**** INPUT ROWS

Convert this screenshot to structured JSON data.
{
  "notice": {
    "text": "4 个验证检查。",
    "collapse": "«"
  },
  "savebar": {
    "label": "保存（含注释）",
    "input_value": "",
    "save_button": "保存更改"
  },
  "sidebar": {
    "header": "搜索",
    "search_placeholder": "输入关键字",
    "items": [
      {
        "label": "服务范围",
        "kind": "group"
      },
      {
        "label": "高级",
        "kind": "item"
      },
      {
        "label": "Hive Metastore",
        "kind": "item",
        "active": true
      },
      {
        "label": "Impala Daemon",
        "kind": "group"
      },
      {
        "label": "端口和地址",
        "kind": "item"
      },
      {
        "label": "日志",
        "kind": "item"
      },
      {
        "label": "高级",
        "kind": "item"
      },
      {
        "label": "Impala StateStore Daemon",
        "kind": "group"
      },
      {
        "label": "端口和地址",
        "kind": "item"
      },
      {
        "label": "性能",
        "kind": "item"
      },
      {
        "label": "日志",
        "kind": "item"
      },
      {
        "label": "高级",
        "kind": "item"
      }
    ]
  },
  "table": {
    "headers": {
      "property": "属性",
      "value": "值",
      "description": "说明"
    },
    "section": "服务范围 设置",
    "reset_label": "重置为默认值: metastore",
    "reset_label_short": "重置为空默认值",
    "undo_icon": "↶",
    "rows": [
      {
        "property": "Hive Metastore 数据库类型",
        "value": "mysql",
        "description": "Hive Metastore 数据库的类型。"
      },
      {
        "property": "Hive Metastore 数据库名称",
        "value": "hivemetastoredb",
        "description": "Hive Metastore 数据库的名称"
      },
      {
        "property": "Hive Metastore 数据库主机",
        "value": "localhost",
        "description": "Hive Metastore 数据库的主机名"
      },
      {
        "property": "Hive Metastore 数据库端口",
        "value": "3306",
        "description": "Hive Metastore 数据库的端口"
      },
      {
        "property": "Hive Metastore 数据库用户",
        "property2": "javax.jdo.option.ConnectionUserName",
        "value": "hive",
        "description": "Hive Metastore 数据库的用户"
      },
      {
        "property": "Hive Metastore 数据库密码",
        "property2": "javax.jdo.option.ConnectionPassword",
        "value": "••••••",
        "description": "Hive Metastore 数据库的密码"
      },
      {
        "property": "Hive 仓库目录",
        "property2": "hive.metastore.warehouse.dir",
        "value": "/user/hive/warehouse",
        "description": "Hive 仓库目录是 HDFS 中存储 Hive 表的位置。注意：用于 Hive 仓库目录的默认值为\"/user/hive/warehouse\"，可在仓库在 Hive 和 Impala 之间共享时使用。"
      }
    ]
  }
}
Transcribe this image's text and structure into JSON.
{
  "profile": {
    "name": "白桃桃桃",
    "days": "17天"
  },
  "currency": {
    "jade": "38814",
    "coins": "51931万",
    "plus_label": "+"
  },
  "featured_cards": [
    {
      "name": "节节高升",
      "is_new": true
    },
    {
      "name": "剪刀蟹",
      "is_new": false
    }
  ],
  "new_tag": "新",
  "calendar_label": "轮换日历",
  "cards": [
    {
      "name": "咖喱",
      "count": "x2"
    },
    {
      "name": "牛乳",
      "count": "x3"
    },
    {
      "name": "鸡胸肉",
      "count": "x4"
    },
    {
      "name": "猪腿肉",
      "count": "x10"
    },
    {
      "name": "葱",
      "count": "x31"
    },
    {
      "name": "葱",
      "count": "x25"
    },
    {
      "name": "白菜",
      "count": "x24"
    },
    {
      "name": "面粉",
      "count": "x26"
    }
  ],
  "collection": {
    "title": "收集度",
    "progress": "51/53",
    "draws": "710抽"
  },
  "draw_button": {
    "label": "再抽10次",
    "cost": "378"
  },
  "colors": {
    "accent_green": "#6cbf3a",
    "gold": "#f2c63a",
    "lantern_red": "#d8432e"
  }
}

********

TASK GOAL :: Reply with nothing except the number of lines in the listing above that include "warehouse".

SOLVED EXERCISE :: 3